::: Material shown :::

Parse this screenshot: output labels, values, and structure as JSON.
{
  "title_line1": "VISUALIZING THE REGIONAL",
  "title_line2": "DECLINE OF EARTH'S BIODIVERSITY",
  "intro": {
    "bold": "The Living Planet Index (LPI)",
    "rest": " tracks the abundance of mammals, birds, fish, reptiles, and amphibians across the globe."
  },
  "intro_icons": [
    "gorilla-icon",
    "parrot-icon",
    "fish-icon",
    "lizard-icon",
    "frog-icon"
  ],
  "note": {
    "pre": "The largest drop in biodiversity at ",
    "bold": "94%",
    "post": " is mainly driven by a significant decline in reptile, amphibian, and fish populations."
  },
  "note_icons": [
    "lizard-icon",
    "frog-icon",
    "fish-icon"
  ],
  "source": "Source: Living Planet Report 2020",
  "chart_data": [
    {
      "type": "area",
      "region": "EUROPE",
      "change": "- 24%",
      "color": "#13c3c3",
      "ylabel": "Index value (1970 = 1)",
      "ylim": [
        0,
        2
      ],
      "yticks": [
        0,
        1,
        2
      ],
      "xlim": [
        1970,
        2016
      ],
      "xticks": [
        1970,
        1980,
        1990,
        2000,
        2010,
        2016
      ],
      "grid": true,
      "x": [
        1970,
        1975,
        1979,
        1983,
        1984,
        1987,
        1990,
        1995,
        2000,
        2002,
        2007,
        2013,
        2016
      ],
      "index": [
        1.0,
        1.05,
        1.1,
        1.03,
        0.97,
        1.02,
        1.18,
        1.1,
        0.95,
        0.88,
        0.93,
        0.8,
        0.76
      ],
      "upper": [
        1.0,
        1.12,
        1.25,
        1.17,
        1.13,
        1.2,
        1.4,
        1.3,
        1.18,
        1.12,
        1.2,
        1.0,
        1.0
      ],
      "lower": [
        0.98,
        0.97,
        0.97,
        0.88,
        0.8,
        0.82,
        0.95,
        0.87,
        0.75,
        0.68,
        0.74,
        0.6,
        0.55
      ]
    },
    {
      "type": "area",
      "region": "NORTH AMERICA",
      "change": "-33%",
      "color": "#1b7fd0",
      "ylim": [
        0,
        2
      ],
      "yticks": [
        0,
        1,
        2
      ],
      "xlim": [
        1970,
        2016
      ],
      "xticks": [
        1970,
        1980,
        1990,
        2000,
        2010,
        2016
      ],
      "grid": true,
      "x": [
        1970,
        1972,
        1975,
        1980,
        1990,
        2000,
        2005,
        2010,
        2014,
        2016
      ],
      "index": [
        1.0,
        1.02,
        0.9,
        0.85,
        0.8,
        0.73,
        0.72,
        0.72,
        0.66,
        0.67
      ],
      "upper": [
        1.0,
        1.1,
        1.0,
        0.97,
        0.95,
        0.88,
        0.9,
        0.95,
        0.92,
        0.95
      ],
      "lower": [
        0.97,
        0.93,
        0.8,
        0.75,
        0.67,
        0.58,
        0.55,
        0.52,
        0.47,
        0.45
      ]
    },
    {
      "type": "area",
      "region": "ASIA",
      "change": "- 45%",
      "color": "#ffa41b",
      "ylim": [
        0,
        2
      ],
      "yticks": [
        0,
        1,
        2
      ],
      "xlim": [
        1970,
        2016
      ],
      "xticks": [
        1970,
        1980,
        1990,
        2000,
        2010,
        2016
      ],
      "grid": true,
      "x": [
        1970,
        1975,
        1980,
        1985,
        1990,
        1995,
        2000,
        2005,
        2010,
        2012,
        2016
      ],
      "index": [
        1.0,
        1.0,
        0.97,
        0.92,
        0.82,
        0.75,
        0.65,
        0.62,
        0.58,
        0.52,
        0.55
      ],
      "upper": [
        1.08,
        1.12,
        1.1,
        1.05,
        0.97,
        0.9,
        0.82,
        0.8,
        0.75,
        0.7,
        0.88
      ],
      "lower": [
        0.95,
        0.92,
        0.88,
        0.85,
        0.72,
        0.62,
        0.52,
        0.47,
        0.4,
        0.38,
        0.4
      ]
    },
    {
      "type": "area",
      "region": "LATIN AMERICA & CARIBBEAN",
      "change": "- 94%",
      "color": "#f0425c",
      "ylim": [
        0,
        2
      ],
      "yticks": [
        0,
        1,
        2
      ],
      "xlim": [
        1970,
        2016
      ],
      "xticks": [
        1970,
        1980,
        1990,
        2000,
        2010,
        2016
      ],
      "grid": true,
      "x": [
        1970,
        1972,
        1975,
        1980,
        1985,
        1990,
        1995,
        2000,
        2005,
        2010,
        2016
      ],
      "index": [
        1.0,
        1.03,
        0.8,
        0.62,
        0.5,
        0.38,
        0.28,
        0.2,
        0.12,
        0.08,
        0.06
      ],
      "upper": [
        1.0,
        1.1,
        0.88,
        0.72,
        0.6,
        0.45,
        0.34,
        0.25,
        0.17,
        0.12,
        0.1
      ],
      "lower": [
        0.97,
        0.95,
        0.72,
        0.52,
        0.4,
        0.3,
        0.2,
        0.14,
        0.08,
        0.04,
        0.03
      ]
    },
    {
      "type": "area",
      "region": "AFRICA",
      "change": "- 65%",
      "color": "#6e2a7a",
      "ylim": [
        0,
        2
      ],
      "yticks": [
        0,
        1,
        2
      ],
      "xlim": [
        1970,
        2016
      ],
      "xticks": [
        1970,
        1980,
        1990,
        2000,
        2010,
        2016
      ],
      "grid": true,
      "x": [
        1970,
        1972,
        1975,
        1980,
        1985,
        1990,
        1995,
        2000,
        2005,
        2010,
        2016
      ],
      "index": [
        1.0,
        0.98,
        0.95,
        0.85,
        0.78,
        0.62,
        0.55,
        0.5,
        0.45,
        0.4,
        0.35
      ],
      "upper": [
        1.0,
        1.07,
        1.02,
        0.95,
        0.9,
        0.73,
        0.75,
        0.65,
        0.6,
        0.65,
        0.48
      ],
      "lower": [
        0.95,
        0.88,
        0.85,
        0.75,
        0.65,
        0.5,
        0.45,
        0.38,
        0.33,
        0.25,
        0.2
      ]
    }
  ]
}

:::

# [What you will do]
Repeat the entries exactly, all of them.

# [Solution]
Parse this screenshot: output labels, values, and structure as JSON.
{
  "title_line1": "VISUALIZING THE REGIONAL",
  "title_line2": "DECLINE OF EARTH'S BIODIVERSITY",
  "intro": {
    "bold": "The Living Planet Index (LPI)",
    "rest": " tracks the abundance of mammals, birds, fish, reptiles, and amphibians across the globe."
  },
  "intro_icons": [
    "gorilla-icon",
    "parrot-icon",
    "fish-icon",
    "lizard-icon",
    "frog-icon"
  ],
  "note": {
    "pre": "The largest drop in biodiversity at ",
    "bold": "94%",
    "post": " is mainly driven by a significant decline in reptile, amphibian, and fish populations."
  },
  "note_icons": [
    "lizard-icon",
    "frog-icon",
    "fish-icon"
  ],
  "source": "Source: Living Planet Report 2020",
  "chart_data": [
    {
      "type": "area",
      "region": "EUROPE",
      "change": "- 24%",
      "color": "#13c3c3",
      "ylabel": "Index value (1970 = 1)",
      "ylim": [
        0,
        2
      ],
      "yticks": [
        0,
        1,
        2
      ],
      "xlim": [
        1970,
        2016
      ],
      "xticks": [
        1970,
        1980,
        1990,
        2000,
        2010,
        2016
      ],
      "grid": true,
      "x": [
        1970,
        1975,
        1979,
        1983,
        1984,
        1987,
        1990,
        1995,
        2000,
        2002,
        2007,
        2013,
        2016
      ],
      "index": [
        1.0,
        1.05,
        1.1,
        1.03,
        0.97,
        1.02,
        1.18,
        1.1,
        0.95,
        0.88,
        0.93,
        0.8,
        0.76
      ],
      "upper": [
        1.0,
        1.12,
        1.25,
        1.17,
        1.13,
        1.2,
        1.4,
        1.3,
        1.18,
        1.12,
        1.2,
        1.0,
        1.0
      ],
      "lower": [
        0.98,
        0.97,
        0.97,
        0.88,
        0.8,
        0.82,
        0.95,
        0.87,
        0.75,
        0.68,
        0.74,
        0.6,
        0.55
      ]
    },
    {
      "type": "area",
      "region": "NORTH AMERICA",
      "change": "-33%",
      "color": "#1b7fd0",
      "ylim": [
        0,
        2
      ],
      "yticks": [
        0,
        1,
        2
      ],
      "xlim": [
        1970,
        2016
      ],
      "xticks": [
        1970,
        1980,
        1990,
        2000,
        2010,
        2016
      ],
      "grid": true,
      "x": [
        1970,
        1972,
        1975,
        1980,
        1990,
        2000,
        2005,
        2010,
        2014,
        2016
      ],
      "index": [
        1.0,
        1.02,
        0.9,
        0.85,
        0.8,
        0.73,
        0.72,
        0.72,
        0.66,
        0.67
      ],
      "upper": [
        1.0,
        1.1,
        1.0,
        0.97,
        0.95,
        0.88,
        0.9,
        0.95,
        0.92,
        0.95
      ],
      "lower": [
        0.97,
        0.93,
        0.8,
        0.75,
        0.67,
        0.58,
        0.55,
        0.52,
        0.47,
        0.45
      ]
    },
    {
      "type": "area",
      "region": "ASIA",
      "change": "- 45%",
      "color": "#ffa41b",
      "ylim": [
        0,
        2
      ],
      "yticks": [
        0,
        1,
        2
      ],
      "xlim": [
        1970,
        2016
      ],
      "xticks": [
        1970,
        1980,
        1990,
        2000,
        2010,
        2016
      ],
      "grid": true,
      "x": [
        1970,
        1975,
        1980,
        1985,
        1990,
        1995,
        2000,
        2005,
        2010,
        2012,
        2016
      ],
      "index": [
        1.0,
        1.0,
        0.97,
        0.92,
        0.82,
        0.75,
        0.65,
        0.62,
        0.58,
        0.52,
        0.55
      ],
      "upper": [
        1.08,
        1.12,
        1.1,
        1.05,
        0.97,
        0.9,
        0.82,
        0.8,
        0.75,
        0.7,
        0.88
      ],
      "lower": [
        0.95,
        0.92,
        0.88,
        0.85,
        0.72,
        0.62,
        0.52,
        0.47,
        0.4,
        0.38,
        0.4
      ]
    },
    {
      "type": "area",
      "region": "LATIN AMERICA & CARIBBEAN",
      "change": "- 94%",
      "color": "#f0425c",
      "ylim": [
        0,
        2
      ],
      "yticks": [
        0,
        1,
        2
      ],
      "xlim": [
        1970,
        2016
      ],
      "xticks": [
        1970,
        1980,
        1990,
        2000,
        2010,
        2016
      ],
      "grid": true,
      "x": [
        1970,
        1972,
        1975,
        1980,
        1985,
        1990,
        1995,
        2000,
        2005,
        2010,
        2016
      ],
      "index": [
        1.0,
        1.03,
        0.8,
        0.62,
        0.5,
        0.38,
        0.28,
        0.2,
        0.12,
        0.08,
        0.06
      ],
      "upper": [
        1.0,
        1.1,
        0.88,
        0.72,
        0.6,
        0.45,
        0.34,
        0.25,
        0.17,
        0.12,
        0.1
      ],
      "lower": [
        0.97,
        0.95,
        0.72,
        0.52,
        0.4,
        0.3,
        0.2,
        0.14,
        0.08,
        0.04,
        0.03
      ]
    },
    {
      "type": "area",
      "region": "AFRICA",
      "change": "- 65%",
      "color": "#6e2a7a",
      "ylim": [
        0,
        2
      ],
      "yticks": [
        0,
        1,
        2
      ],
      "xlim": [
        1970,
        2016
      ],
      "xticks": [
        1970,
        1980,
        1990,
        2000,
        2010,
        2016
      ],
      "grid": true,
      "x": [
        1970,
        1972,
        1975,
        1980,
        1985,
        1990,
        1995,
        2000,
        2005,
        2010,
        2016
      ],
      "index": [
        1.0,
        0.98,
        0.95,
        0.85,
        0.78,
        0.62,
        0.55,
        0.5,
        0.45,
        0.4,
        0.35
      ],
      "upper": [
        1.0,
        1.07,
        1.02,
        0.95,
        0.9,
        0.73,
        0.75,
        0.65,
        0.6,
        0.65,
        0.48
      ],
      "lower": [
        0.95,
        0.88,
        0.85,
        0.75,
        0.65,
        0.5,
        0.45,
        0.38,
        0.33,
        0.25,
        0.2
      ]
    }
  ]
}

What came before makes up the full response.